* BEGIN SUPPLIED INFORMATION *

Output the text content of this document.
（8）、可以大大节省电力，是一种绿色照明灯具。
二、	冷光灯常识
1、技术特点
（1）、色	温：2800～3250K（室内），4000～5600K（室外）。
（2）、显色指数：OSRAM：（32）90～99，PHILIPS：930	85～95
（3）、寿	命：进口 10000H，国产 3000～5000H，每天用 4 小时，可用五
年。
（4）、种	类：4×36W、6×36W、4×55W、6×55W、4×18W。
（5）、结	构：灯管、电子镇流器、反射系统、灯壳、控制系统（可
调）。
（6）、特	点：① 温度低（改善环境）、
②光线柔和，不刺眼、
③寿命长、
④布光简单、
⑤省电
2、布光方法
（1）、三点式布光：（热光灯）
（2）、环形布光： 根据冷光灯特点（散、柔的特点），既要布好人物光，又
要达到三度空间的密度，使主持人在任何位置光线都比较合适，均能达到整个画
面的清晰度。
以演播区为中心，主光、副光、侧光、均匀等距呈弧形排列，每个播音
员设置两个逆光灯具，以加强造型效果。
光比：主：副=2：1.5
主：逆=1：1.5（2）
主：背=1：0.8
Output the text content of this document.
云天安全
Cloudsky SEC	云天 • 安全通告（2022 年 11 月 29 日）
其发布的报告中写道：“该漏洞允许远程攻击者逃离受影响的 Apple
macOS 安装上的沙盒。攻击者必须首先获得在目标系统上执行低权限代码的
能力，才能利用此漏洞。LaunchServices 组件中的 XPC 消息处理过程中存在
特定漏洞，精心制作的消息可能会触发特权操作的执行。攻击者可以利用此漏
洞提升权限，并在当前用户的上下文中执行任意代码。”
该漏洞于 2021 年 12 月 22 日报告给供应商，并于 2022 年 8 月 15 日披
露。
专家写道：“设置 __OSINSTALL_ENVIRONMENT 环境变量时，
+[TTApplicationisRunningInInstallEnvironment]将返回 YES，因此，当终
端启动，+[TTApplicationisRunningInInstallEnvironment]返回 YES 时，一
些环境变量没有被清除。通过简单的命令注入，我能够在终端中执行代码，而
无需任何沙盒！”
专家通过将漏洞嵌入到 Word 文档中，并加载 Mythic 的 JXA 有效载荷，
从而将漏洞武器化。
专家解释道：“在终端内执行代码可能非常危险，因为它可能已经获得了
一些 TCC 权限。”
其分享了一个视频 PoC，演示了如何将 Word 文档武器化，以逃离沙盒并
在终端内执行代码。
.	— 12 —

* END SUPPLIED INFORMATION *

* PROBLEM TO SOLVE: Can you give every line above again, exactly as written?

* REPLY TO THE EXERCISE:
Output the text content of this document.
（8）、可以大大节省电力，是一种绿色照明灯具。
二、	冷光灯常识
1、技术特点
（1）、色	温：2800～3250K（室内），4000～5600K（室外）。
（2）、显色指数：OSRAM：（32）90～99，PHILIPS：930	85～95
（3）、寿	命：进口 10000H，国产 3000～5000H，每天用 4 小时，可用五
年。
（4）、种	类：4×36W、6×36W、4×55W、6×55W、4×18W。
（5）、结	构：灯管、电子镇流器、反射系统、灯壳、控制系统（可
调）。
（6）、特	点：① 温度低（改善环境）、
②光线柔和，不刺眼、
③寿命长、
④布光简单、
⑤省电
2、布光方法
（1）、三点式布光：（热光灯）
（2）、环形布光： 根据冷光灯特点（散、柔的特点），既要布好人物光，又
要达到三度空间的密度，使主持人在任何位置光线都比较合适，均能达到整个画
面的清晰度。
以演播区为中心，主光、副光、侧光、均匀等距呈弧形排列，每个播音
员设置两个逆光灯具，以加强造型效果。
光比：主：副=2：1.5
主：逆=1：1.5（2）
主：背=1：0.8
Output the text content of this document.
云天安全
Cloudsky SEC	云天 • 安全通告（2022 年 11 月 29 日）
其发布的报告中写道：“该漏洞允许远程攻击者逃离受影响的 Apple
macOS 安装上的沙盒。攻击者必须首先获得在目标系统上执行低权限代码的
能力，才能利用此漏洞。LaunchServices 组件中的 XPC 消息处理过程中存在
特定漏洞，精心制作的消息可能会触发特权操作的执行。攻击者可以利用此漏
洞提升权限，并在当前用户的上下文中执行任意代码。”
该漏洞于 2021 年 12 月 22 日报告给供应商，并于 2022 年 8 月 15 日披
露。
专家写道：“设置 __OSINSTALL_ENVIRONMENT 环境变量时，
+[TTApplicationisRunningInInstallEnvironment]将返回 YES，因此，当终
端启动，+[TTApplicationisRunningInInstallEnvironment]返回 YES 时，一
些环境变量没有被清除。通过简单的命令注入，我能够在终端中执行代码，而
无需任何沙盒！”
专家通过将漏洞嵌入到 Word 文档中，并加载 Mythic 的 JXA 有效载荷，
从而将漏洞武器化。
专家解释道：“在终端内执行代码可能非常危险，因为它可能已经获得了
一些 TCC 权限。”
其分享了一个视频 PoC，演示了如何将 Word 文档武器化，以逃离沙盒并
在终端内执行代码。
.	— 12 —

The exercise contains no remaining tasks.